:: MATERIAL SHOWN
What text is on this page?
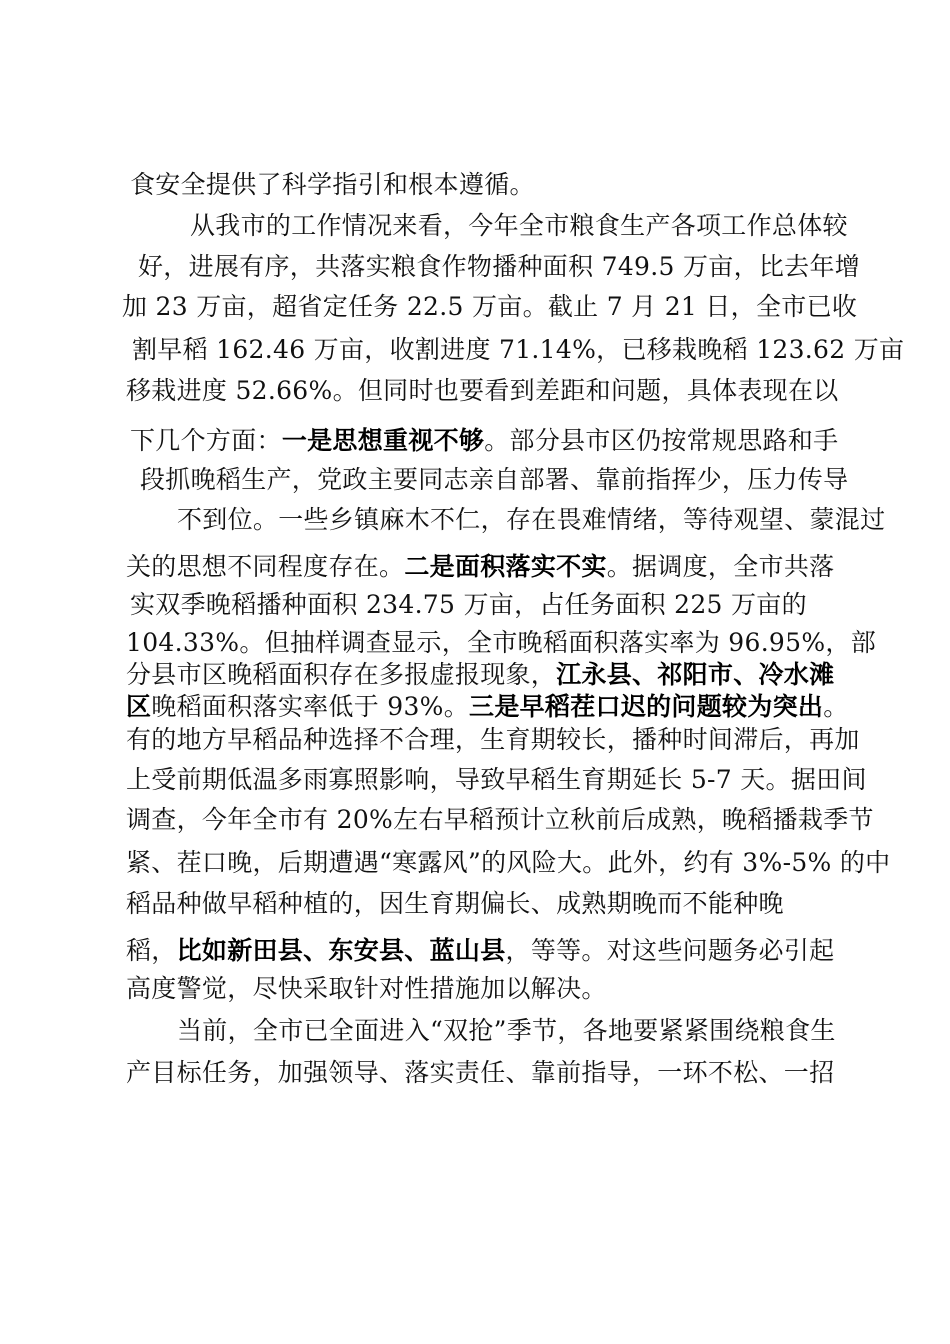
食安全提供了科学指引和根本遵循。
从我市的工作情况来看，今年全市粮食生产各项工作总体较
好，进展有序，共落实粮食作物播种面积 749.5 万亩，比去年增
加 23 万亩，超省定任务 22.5 万亩。截止 7 月 21 日，全市已收
割早稻 162.46 万亩，收割进度 71.14%，已移栽晚稻 123.62 万亩
移栽进度 52.66%。但同时也要看到差距和问题，具体表现在以
下几个方面：一是思想重视不够。部分县市区仍按常规思路和手
段抓晚稻生产，党政主要同志亲自部署、靠前指挥少，压力传导
不到位。一些乡镇麻木不仁，存在畏难情绪，等待观望、蒙混过
关的思想不同程度存在。二是面积落实不实。据调度，全市共落
实双季晚稻播种面积 234.75 万亩，占任务面积 225 万亩的
104.33%。但抽样调查显示，全市晚稻面积落实率为 96.95%，部
分县市区晚稻面积存在多报虚报现象，江永县、祁阳市、冷水滩
区晚稻面积落实率低于 93%。三是早稻茬口迟的问题较为突出。
有的地方早稻品种选择不合理，生育期较长，播种时间滞后，再加
上受前期低温多雨寡照影响，导致早稻生育期延长 5-7 天。据田间
调查，今年全市有 20%左右早稻预计立秋前后成熟，晚稻播栽季节
紧、茬口晚，后期遭遇“寒露风”的风险大。此外，约有 3%-5% 的中
稻品种做早稻种植的，因生育期偏长、成熟期晚而不能种晚
稻，比如新田县、东安县、蓝山县，等等。对这些问题务必引起
高度警觉，尽快采取针对性措施加以解决。
当前，全市已全面进入“双抢”季节，各地要紧紧围绕粮食生
产目标任务，加强领导、落实责任、靠前指导，一环不松、一招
::::
Reproduce the full listing faithfully, but do not carry over any pictures.

## EXPECTED ANSWER
What text is on this page?
食安全提供了科学指引和根本遵循。
从我市的工作情况来看，今年全市粮食生产各项工作总体较
好，进展有序，共落实粮食作物播种面积 749.5 万亩，比去年增
加 23 万亩，超省定任务 22.5 万亩。截止 7 月 21 日，全市已收
割早稻 162.46 万亩，收割进度 71.14%，已移栽晚稻 123.62 万亩
移栽进度 52.66%。但同时也要看到差距和问题，具体表现在以
下几个方面：一是思想重视不够。部分县市区仍按常规思路和手
段抓晚稻生产，党政主要同志亲自部署、靠前指挥少，压力传导
不到位。一些乡镇麻木不仁，存在畏难情绪，等待观望、蒙混过
关的思想不同程度存在。二是面积落实不实。据调度，全市共落
实双季晚稻播种面积 234.75 万亩，占任务面积 225 万亩的
104.33%。但抽样调查显示，全市晚稻面积落实率为 96.95%，部
分县市区晚稻面积存在多报虚报现象，江永县、祁阳市、冷水滩
区晚稻面积落实率低于 93%。三是早稻茬口迟的问题较为突出。
有的地方早稻品种选择不合理，生育期较长，播种时间滞后，再加
上受前期低温多雨寡照影响，导致早稻生育期延长 5-7 天。据田间
调查，今年全市有 20%左右早稻预计立秋前后成熟，晚稻播栽季节
紧、茬口晚，后期遭遇“寒露风”的风险大。此外，约有 3%-5% 的中
稻品种做早稻种植的，因生育期偏长、成熟期晚而不能种晚
稻，比如新田县、东安县、蓝山县，等等。对这些问题务必引起
高度警觉，尽快采取针对性措施加以解决。
当前，全市已全面进入“双抢”季节，各地要紧紧围绕粮食生
产目标任务，加强领导、落实责任、靠前指导，一环不松、一招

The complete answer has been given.